◆ **Task prompt**
Drop the pictures, then extract the listing word for word.

[Data listing]
┌──

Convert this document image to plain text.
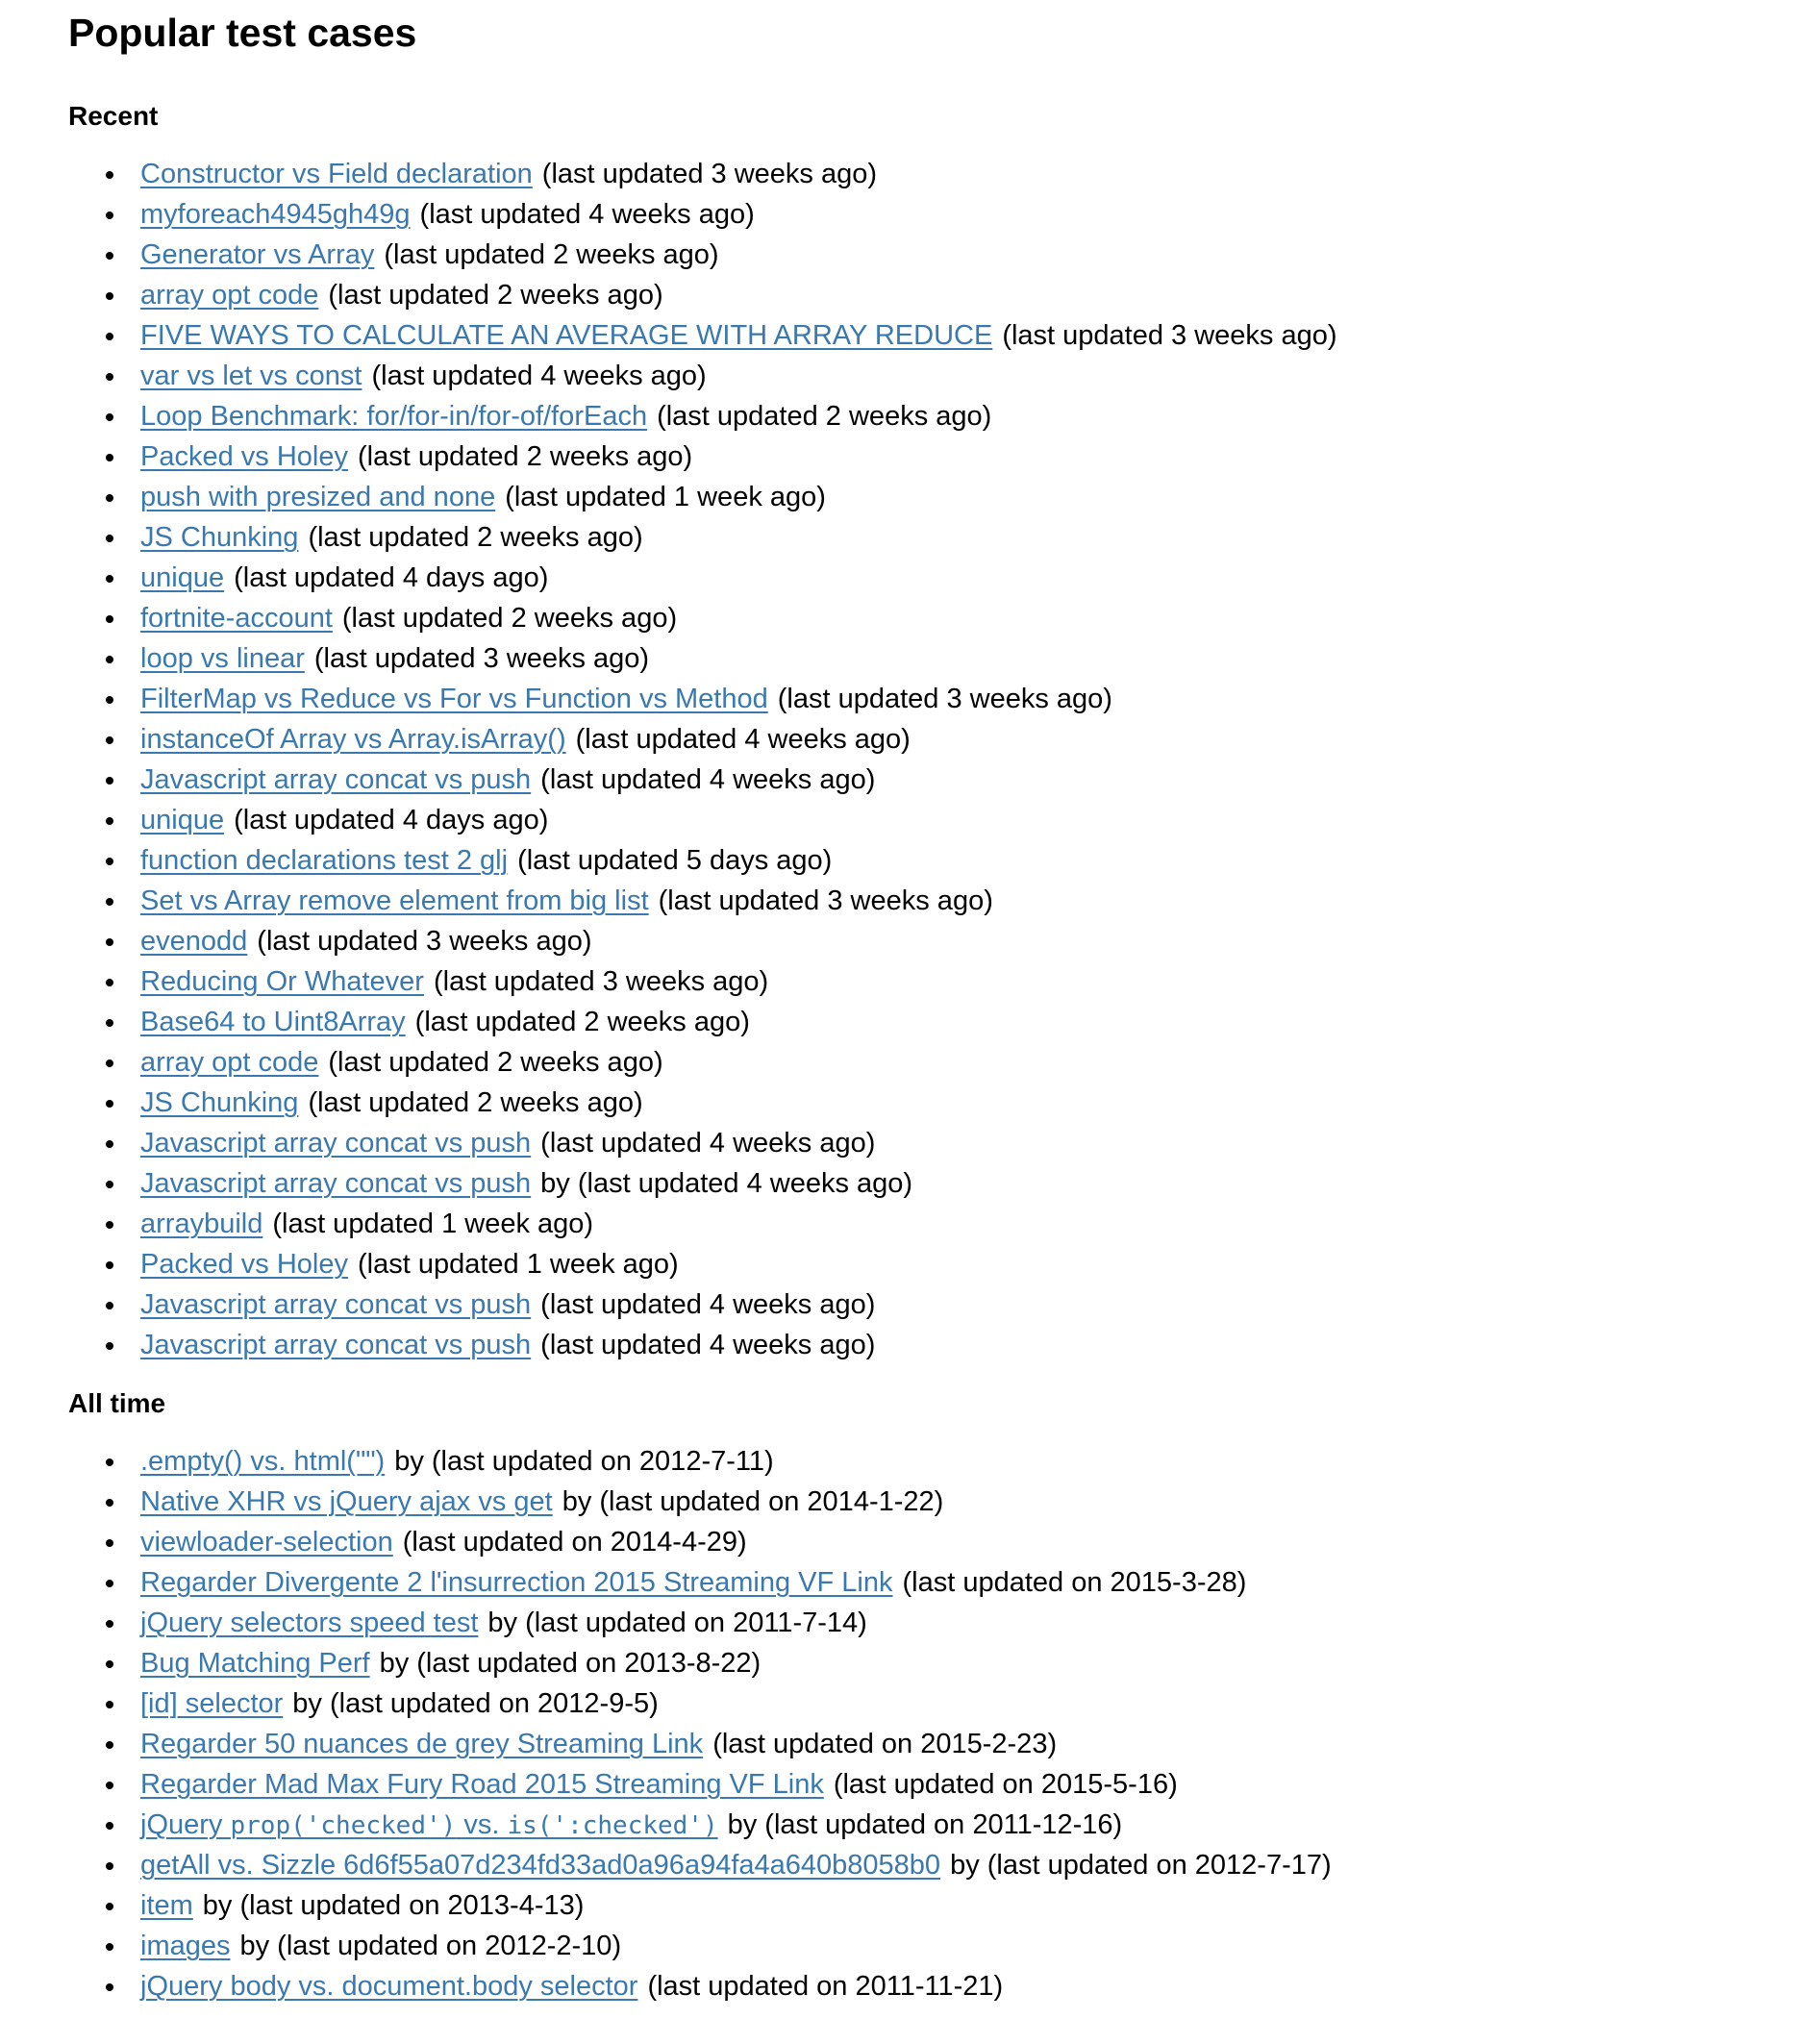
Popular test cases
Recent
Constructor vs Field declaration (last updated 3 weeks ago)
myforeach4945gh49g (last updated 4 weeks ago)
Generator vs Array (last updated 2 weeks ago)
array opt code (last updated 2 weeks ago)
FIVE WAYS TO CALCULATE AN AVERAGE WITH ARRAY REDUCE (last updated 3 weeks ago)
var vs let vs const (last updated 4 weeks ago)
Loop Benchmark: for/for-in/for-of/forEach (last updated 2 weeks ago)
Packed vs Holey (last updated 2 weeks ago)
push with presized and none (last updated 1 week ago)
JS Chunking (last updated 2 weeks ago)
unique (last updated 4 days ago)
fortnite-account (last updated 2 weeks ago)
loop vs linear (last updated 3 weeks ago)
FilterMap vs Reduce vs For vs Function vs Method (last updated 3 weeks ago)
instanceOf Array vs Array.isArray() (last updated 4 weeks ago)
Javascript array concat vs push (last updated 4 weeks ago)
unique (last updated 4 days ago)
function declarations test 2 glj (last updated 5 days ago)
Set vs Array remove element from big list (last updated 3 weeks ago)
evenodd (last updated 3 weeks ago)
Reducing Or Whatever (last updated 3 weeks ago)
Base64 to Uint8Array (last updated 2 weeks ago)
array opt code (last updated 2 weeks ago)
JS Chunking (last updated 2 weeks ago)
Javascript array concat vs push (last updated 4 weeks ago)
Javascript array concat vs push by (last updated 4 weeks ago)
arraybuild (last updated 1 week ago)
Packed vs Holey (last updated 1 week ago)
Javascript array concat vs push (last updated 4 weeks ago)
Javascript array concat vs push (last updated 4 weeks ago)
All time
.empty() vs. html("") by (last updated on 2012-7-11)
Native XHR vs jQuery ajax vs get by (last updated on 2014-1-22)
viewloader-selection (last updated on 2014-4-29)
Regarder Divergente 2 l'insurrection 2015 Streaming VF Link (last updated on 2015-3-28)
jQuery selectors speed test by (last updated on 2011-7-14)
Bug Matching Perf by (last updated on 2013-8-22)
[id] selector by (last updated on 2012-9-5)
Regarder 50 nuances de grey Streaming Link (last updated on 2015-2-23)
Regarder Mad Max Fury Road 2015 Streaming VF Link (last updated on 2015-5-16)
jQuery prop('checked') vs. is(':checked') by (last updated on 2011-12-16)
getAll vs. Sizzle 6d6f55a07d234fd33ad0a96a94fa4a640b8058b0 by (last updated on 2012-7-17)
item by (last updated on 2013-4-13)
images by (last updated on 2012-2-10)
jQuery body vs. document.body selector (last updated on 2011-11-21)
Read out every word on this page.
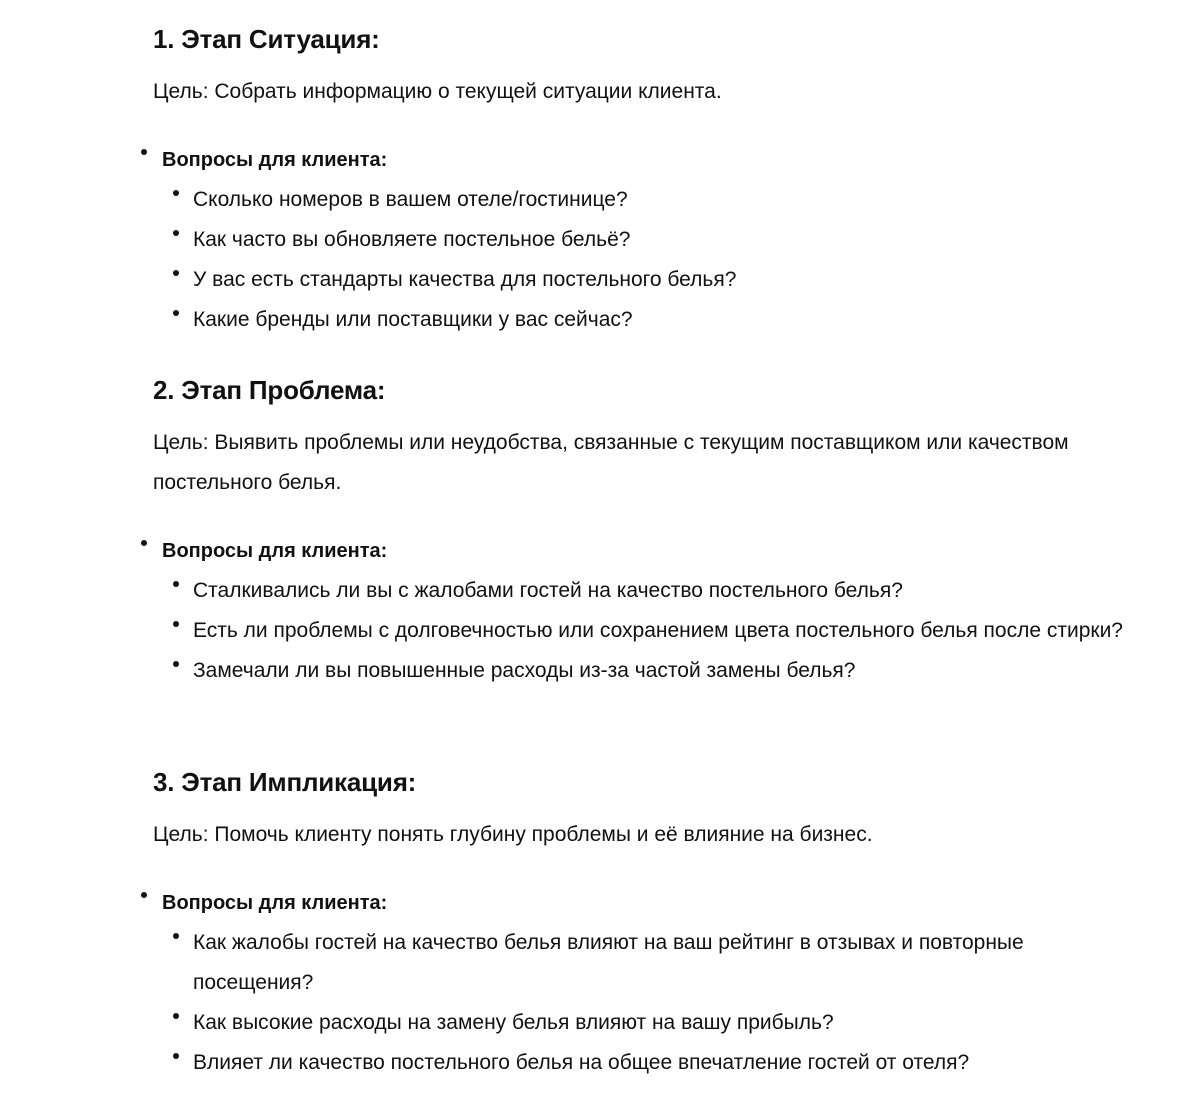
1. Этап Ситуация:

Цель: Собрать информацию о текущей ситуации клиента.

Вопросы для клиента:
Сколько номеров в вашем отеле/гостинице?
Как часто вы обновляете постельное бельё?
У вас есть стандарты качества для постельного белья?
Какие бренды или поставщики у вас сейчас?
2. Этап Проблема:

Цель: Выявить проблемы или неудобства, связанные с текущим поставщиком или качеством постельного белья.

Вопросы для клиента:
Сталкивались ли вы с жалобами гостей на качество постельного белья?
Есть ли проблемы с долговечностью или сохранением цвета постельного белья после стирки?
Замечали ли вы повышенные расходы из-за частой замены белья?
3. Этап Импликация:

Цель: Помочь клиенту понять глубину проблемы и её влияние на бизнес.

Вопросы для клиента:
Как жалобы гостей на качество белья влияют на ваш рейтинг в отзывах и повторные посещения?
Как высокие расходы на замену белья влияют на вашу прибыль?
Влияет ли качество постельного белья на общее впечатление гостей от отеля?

└──

◆ **The solution**
Convert this document image to plain text.
Popular test cases
Recent
Constructor vs Field declaration (last updated 3 weeks ago)
myforeach4945gh49g (last updated 4 weeks ago)
Generator vs Array (last updated 2 weeks ago)
array opt code (last updated 2 weeks ago)
FIVE WAYS TO CALCULATE AN AVERAGE WITH ARRAY REDUCE (last updated 3 weeks ago)
var vs let vs const (last updated 4 weeks ago)
Loop Benchmark: for/for-in/for-of/forEach (last updated 2 weeks ago)
Packed vs Holey (last updated 2 weeks ago)
push with presized and none (last updated 1 week ago)
JS Chunking (last updated 2 weeks ago)
unique (last updated 4 days ago)
fortnite-account (last updated 2 weeks ago)
loop vs linear (last updated 3 weeks ago)
FilterMap vs Reduce vs For vs Function vs Method (last updated 3 weeks ago)
instanceOf Array vs Array.isArray() (last updated 4 weeks ago)
Javascript array concat vs push (last updated 4 weeks ago)
unique (last updated 4 days ago)
function declarations test 2 glj (last updated 5 days ago)
Set vs Array remove element from big list (last updated 3 weeks ago)
evenodd (last updated 3 weeks ago)
Reducing Or Whatever (last updated 3 weeks ago)
Base64 to Uint8Array (last updated 2 weeks ago)
array opt code (last updated 2 weeks ago)
JS Chunking (last updated 2 weeks ago)
Javascript array concat vs push (last updated 4 weeks ago)
Javascript array concat vs push by (last updated 4 weeks ago)
arraybuild (last updated 1 week ago)
Packed vs Holey (last updated 1 week ago)
Javascript array concat vs push (last updated 4 weeks ago)
Javascript array concat vs push (last updated 4 weeks ago)
All time
.empty() vs. html("") by (last updated on 2012-7-11)
Native XHR vs jQuery ajax vs get by (last updated on 2014-1-22)
viewloader-selection (last updated on 2014-4-29)
Regarder Divergente 2 l'insurrection 2015 Streaming VF Link (last updated on 2015-3-28)
jQuery selectors speed test by (last updated on 2011-7-14)
Bug Matching Perf by (last updated on 2013-8-22)
[id] selector by (last updated on 2012-9-5)
Regarder 50 nuances de grey Streaming Link (last updated on 2015-2-23)
Regarder Mad Max Fury Road 2015 Streaming VF Link (last updated on 2015-5-16)
jQuery prop('checked') vs. is(':checked') by (last updated on 2011-12-16)
getAll vs. Sizzle 6d6f55a07d234fd33ad0a96a94fa4a640b8058b0 by (last updated on 2012-7-17)
item by (last updated on 2013-4-13)
images by (last updated on 2012-2-10)
jQuery body vs. document.body selector (last updated on 2011-11-21)
Read out every word on this page.
1. Этап Ситуация:

Цель: Собрать информацию о текущей ситуации клиента.

Вопросы для клиента:
Сколько номеров в вашем отеле/гостинице?
Как часто вы обновляете постельное бельё?
У вас есть стандарты качества для постельного белья?
Какие бренды или поставщики у вас сейчас?
2. Этап Проблема:

Цель: Выявить проблемы или неудобства, связанные с текущим поставщиком или качеством постельного белья.

Вопросы для клиента:
Сталкивались ли вы с жалобами гостей на качество постельного белья?
Есть ли проблемы с долговечностью или сохранением цвета постельного белья после стирки?
Замечали ли вы повышенные расходы из-за частой замены белья?
3. Этап Импликация:

Цель: Помочь клиенту понять глубину проблемы и её влияние на бизнес.

Вопросы для клиента:
Как жалобы гостей на качество белья влияют на ваш рейтинг в отзывах и повторные посещения?
Как высокие расходы на замену белья влияют на вашу прибыль?
Влияет ли качество постельного белья на общее впечатление гостей от отеля?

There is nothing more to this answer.